YOUR GOAL: Retype each line exactly. Skip images.
######
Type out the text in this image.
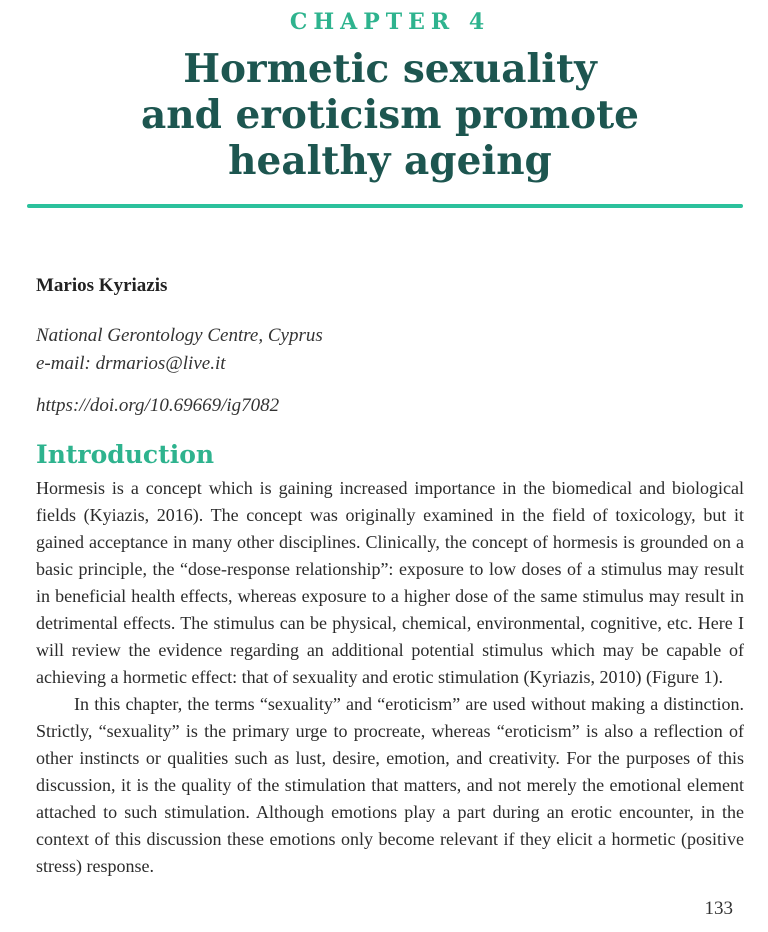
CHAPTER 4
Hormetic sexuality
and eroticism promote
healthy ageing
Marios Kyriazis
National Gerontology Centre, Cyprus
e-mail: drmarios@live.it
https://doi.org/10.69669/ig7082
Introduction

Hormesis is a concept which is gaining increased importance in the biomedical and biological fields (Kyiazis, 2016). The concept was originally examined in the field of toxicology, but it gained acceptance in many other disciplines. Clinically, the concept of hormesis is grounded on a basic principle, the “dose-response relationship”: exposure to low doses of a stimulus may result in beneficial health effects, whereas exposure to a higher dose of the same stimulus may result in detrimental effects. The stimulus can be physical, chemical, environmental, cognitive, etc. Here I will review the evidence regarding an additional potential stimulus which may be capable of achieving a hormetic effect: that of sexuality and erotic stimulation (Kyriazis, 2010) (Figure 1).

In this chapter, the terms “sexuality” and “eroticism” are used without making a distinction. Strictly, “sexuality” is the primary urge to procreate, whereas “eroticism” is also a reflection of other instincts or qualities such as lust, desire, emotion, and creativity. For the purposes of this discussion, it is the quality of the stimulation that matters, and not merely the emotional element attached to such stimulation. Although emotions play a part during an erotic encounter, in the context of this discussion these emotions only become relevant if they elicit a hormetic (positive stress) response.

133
######
SOLUTION TO THE PROBLEM:
Type out the text in this image.
CHAPTER 4
Hormetic sexuality
and eroticism promote
healthy ageing
Marios Kyriazis
National Gerontology Centre, Cyprus
e-mail: drmarios@live.it
https://doi.org/10.69669/ig7082
Introduction

Hormesis is a concept which is gaining increased importance in the biomedical and biological fields (Kyiazis, 2016). The concept was originally examined in the field of toxicology, but it gained acceptance in many other disciplines. Clinically, the concept of hormesis is grounded on a basic principle, the “dose-response relationship”: exposure to low doses of a stimulus may result in beneficial health effects, whereas exposure to a higher dose of the same stimulus may result in detrimental effects. The stimulus can be physical, chemical, environmental, cognitive, etc. Here I will review the evidence regarding an additional potential stimulus which may be capable of achieving a hormetic effect: that of sexuality and erotic stimulation (Kyriazis, 2010) (Figure 1).

In this chapter, the terms “sexuality” and “eroticism” are used without making a distinction. Strictly, “sexuality” is the primary urge to procreate, whereas “eroticism” is also a reflection of other instincts or qualities such as lust, desire, emotion, and creativity. For the purposes of this discussion, it is the quality of the stimulation that matters, and not merely the emotional element attached to such stimulation. Although emotions play a part during an erotic encounter, in the context of this discussion these emotions only become relevant if they elicit a hormetic (positive stress) response.

133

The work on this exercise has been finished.